# Work to do
How many lines of the records hold the string "Agencia"? Reply with the number alone.

# Supplied records

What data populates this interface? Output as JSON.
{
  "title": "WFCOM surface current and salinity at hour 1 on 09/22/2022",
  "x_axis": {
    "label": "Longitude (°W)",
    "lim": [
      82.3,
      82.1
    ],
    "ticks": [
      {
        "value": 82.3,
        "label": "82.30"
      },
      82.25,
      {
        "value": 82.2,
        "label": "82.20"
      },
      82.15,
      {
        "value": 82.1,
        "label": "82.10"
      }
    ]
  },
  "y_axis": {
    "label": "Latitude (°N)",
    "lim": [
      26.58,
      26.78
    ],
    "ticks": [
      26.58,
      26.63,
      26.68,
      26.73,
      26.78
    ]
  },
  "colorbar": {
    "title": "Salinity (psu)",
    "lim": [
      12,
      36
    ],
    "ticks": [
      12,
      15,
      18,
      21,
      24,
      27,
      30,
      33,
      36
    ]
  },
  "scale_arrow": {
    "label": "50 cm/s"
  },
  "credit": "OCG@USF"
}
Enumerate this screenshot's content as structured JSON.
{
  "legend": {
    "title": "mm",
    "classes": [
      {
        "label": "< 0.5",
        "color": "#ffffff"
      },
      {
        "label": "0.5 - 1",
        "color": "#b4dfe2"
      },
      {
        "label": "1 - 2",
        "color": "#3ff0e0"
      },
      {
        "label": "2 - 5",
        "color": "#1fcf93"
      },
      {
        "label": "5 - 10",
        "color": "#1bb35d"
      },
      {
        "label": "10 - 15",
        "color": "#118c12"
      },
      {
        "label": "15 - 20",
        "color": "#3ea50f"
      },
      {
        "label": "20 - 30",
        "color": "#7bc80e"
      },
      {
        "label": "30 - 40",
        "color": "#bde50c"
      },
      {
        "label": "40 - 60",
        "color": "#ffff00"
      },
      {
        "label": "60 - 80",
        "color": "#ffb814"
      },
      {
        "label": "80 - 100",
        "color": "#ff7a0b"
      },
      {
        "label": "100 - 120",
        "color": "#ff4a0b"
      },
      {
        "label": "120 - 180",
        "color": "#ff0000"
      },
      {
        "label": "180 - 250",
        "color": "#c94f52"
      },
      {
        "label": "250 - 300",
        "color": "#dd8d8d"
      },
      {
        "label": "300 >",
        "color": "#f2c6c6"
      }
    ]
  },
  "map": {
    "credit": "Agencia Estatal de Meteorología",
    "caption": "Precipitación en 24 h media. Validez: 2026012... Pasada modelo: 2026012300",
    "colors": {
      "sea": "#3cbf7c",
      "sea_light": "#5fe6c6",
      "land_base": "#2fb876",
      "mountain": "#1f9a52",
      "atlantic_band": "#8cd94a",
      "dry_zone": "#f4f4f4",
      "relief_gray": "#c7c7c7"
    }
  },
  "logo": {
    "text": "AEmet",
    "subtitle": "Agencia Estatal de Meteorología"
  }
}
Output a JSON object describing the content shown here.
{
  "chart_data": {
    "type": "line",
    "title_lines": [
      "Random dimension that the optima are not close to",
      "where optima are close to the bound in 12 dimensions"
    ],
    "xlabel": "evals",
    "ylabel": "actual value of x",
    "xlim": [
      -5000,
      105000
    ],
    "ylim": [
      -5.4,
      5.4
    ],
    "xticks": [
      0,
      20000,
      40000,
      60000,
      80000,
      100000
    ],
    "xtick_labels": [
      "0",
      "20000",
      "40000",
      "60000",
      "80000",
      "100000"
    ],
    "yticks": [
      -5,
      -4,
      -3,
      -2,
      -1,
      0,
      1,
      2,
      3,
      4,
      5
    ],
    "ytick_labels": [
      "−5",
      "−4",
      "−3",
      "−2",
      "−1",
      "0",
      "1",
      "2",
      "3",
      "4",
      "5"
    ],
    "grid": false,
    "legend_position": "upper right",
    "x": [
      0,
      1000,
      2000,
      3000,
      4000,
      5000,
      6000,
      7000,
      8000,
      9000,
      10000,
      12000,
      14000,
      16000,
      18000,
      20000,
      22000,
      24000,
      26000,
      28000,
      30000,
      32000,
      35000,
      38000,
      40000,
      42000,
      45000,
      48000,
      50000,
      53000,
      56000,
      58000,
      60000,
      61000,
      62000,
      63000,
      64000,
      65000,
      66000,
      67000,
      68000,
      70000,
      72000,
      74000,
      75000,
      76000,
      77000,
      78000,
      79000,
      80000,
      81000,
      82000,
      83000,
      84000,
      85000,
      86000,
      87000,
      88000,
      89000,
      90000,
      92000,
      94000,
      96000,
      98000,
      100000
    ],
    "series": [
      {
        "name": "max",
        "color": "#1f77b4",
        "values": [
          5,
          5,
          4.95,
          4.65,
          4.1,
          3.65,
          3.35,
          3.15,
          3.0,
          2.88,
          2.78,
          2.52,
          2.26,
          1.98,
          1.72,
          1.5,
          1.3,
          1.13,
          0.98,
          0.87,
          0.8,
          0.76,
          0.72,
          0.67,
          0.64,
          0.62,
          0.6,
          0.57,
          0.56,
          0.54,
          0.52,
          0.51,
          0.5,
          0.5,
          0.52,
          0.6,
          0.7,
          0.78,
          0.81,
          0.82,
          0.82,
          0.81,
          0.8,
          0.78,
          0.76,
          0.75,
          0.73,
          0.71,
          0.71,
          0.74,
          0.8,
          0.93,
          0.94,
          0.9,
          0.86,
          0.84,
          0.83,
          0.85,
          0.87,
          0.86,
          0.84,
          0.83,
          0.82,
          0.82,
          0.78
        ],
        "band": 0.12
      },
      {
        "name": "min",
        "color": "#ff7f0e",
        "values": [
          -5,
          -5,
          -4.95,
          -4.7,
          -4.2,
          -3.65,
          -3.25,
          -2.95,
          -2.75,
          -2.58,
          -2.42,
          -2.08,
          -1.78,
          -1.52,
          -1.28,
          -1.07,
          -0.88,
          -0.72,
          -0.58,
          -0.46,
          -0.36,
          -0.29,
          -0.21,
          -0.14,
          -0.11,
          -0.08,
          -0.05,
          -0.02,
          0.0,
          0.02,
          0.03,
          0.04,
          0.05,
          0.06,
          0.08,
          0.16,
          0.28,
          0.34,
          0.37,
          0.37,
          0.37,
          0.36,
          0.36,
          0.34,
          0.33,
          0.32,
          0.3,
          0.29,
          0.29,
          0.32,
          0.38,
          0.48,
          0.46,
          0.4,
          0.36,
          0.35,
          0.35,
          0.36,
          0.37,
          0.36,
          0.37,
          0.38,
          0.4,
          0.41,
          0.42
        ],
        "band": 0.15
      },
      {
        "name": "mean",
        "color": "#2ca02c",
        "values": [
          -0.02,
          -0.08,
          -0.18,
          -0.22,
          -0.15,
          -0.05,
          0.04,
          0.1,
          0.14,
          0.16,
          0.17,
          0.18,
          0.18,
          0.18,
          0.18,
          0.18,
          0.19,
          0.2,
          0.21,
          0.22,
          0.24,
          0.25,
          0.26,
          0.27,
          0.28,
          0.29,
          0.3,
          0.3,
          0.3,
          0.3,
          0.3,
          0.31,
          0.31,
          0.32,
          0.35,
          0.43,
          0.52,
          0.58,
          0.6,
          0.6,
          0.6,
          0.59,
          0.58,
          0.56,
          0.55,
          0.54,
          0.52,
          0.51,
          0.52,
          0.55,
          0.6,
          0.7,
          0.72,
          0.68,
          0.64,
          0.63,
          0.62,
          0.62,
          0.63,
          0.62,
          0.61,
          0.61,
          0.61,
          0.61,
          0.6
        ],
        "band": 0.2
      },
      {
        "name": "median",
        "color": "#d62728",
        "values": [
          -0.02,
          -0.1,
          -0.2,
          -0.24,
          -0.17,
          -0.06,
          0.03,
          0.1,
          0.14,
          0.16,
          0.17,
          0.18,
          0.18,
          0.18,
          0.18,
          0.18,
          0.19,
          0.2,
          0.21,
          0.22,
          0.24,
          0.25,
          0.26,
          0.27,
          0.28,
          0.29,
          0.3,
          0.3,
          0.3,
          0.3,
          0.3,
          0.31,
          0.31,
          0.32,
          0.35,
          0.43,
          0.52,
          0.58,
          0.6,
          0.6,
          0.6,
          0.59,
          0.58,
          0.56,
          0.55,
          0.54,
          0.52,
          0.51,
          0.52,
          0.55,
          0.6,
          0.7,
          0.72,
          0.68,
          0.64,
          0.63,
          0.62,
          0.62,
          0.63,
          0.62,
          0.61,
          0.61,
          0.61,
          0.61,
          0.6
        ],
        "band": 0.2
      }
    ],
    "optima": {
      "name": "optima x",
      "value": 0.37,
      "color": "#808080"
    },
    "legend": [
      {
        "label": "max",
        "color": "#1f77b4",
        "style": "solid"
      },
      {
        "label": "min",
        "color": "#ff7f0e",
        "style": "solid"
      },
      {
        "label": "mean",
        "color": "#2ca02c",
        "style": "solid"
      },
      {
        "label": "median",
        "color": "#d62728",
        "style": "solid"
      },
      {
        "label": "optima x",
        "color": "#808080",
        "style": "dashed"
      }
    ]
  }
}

# Exercise response
2